## [DIRECTION]
Note each line of the listing that contains the string "from", and copy it.

## [RECORD SET]
___

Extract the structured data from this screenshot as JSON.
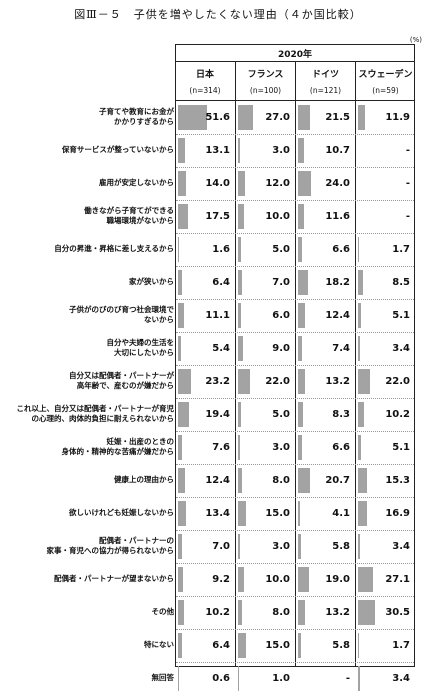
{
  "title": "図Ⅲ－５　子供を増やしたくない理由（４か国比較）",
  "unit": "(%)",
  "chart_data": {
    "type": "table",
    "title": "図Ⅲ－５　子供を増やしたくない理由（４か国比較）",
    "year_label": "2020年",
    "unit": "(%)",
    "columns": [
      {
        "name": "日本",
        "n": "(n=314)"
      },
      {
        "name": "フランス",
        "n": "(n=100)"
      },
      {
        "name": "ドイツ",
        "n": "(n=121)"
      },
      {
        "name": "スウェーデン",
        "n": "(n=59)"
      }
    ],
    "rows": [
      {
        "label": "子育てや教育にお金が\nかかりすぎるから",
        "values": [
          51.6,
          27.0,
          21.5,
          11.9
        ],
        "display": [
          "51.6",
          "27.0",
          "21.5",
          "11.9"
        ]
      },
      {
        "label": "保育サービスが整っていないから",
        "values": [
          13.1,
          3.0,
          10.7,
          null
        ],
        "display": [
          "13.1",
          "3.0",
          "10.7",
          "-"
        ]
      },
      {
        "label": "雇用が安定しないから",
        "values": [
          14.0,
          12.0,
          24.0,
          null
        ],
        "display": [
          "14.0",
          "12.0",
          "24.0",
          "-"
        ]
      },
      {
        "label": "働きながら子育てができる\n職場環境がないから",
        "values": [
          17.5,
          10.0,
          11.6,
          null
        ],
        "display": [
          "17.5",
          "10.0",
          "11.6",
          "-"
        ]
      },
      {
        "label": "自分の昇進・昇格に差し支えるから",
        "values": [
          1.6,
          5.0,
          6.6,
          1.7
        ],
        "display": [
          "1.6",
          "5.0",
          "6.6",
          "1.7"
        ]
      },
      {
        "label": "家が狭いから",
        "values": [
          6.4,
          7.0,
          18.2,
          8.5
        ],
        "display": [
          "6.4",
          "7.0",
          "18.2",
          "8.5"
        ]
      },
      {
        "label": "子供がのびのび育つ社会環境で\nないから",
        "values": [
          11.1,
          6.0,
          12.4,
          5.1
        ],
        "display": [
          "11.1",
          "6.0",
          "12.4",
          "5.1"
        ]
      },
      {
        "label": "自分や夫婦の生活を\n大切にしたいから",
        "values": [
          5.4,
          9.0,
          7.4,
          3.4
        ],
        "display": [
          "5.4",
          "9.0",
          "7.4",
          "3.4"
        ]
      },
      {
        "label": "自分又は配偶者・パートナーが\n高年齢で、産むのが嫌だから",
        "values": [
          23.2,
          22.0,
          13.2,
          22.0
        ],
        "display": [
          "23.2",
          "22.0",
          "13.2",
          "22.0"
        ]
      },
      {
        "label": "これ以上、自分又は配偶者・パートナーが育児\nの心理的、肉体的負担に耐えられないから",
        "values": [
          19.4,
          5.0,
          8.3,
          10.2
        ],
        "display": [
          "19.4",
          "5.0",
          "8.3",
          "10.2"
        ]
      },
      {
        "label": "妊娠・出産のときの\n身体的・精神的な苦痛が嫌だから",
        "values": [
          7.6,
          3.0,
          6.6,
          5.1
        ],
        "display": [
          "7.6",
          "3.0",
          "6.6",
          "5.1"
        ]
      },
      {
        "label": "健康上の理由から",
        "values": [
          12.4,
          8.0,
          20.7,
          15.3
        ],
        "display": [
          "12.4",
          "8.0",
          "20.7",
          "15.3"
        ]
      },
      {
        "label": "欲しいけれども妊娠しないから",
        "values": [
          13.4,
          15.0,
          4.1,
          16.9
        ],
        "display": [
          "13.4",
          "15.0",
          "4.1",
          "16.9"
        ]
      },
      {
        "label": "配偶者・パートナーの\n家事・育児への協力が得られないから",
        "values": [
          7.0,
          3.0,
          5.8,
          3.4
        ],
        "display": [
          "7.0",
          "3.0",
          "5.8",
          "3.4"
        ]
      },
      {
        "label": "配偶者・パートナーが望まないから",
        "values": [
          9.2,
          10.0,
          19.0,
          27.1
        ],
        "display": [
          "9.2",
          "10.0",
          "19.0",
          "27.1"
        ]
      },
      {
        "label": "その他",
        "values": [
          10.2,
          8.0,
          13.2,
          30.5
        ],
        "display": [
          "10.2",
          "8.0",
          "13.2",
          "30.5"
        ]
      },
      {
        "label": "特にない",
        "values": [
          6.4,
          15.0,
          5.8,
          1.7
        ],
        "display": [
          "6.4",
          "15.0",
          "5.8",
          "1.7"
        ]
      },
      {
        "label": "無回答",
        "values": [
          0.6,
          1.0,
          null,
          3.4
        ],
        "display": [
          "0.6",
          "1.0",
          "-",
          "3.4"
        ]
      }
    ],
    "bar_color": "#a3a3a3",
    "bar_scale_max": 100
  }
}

___

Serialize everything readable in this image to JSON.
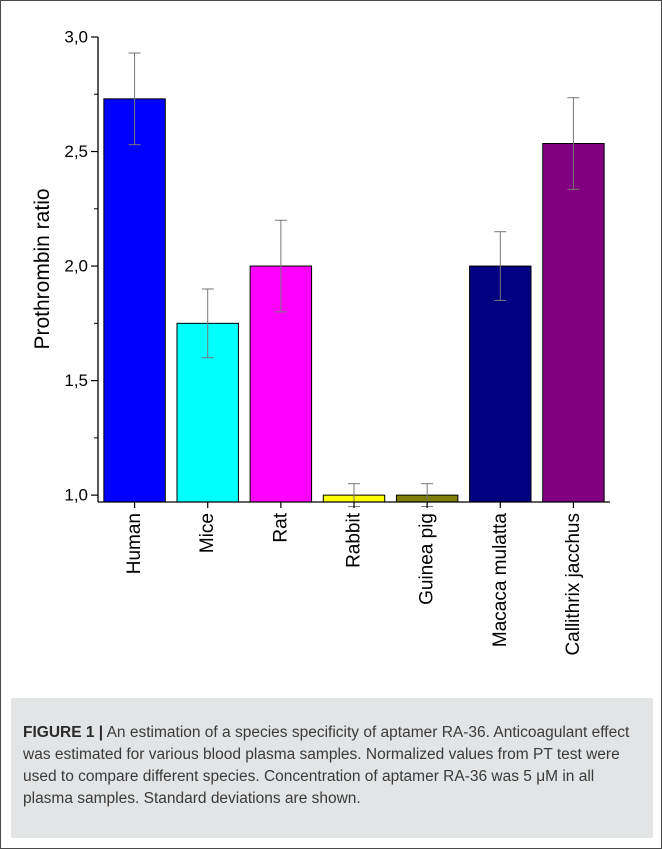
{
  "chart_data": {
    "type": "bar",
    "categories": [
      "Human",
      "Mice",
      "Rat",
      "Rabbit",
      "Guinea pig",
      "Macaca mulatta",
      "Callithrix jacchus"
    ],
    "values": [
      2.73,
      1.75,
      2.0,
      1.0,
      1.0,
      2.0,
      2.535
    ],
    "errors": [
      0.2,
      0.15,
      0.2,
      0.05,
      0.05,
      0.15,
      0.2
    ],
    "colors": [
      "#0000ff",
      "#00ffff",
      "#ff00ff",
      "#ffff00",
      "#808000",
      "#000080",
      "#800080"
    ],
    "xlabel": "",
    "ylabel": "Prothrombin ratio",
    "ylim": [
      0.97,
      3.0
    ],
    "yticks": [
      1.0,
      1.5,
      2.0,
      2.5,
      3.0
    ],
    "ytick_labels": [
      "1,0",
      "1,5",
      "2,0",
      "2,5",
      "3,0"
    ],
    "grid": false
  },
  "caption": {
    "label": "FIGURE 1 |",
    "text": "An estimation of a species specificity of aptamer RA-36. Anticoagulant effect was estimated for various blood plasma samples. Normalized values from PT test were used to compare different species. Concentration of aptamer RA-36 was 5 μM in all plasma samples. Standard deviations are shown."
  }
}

___

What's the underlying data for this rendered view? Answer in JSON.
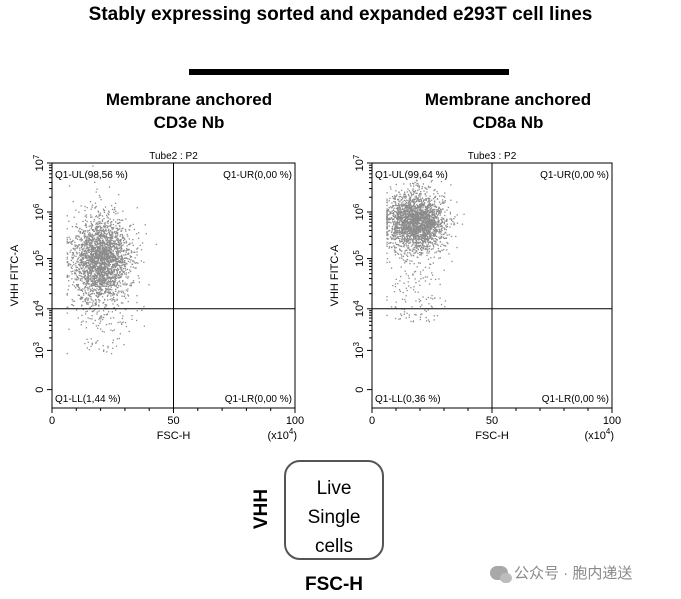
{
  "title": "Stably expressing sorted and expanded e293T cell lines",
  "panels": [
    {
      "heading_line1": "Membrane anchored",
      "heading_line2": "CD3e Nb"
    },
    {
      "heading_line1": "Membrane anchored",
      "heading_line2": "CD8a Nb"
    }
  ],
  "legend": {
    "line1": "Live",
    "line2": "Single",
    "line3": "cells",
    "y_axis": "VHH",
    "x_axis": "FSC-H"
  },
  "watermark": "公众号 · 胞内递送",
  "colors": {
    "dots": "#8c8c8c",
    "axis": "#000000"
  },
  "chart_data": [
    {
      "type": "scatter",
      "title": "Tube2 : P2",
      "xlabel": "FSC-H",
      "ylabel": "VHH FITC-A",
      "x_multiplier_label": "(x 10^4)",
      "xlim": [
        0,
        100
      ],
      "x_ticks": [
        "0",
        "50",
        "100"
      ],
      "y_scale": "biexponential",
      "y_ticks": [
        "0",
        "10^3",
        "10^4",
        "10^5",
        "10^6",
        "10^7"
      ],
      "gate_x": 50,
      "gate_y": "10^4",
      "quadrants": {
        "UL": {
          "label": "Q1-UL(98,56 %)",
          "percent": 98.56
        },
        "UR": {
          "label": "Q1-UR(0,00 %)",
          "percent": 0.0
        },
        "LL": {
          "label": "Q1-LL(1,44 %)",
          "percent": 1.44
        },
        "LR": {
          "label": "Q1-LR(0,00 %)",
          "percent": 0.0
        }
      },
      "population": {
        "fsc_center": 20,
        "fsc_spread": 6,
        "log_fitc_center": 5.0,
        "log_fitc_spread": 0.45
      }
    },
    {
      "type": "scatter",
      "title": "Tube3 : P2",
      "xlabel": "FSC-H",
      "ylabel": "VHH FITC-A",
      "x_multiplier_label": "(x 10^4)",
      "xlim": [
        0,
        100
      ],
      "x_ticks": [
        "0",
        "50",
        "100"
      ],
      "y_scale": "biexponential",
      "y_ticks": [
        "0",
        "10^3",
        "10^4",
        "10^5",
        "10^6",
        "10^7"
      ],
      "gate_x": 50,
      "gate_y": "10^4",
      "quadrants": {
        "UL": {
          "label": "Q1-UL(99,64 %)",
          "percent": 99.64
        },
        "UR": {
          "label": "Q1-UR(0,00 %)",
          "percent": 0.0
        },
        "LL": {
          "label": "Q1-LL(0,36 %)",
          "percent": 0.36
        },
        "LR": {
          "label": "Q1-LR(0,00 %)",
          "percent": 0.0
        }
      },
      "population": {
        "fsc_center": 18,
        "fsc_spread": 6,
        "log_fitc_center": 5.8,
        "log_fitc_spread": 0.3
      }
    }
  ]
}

___

## [TASK ANSWER]
Extract the structured data from this screenshot as JSON.
    "text": "An estimation of a species specificity of aptamer RA-36. Anticoagulant effect was estimated for various blood plasma samples. Normalized values from PT test were used to compare different species. Concentration of aptamer RA-36 was 5 μM in all plasma samples. Standard deviations are shown."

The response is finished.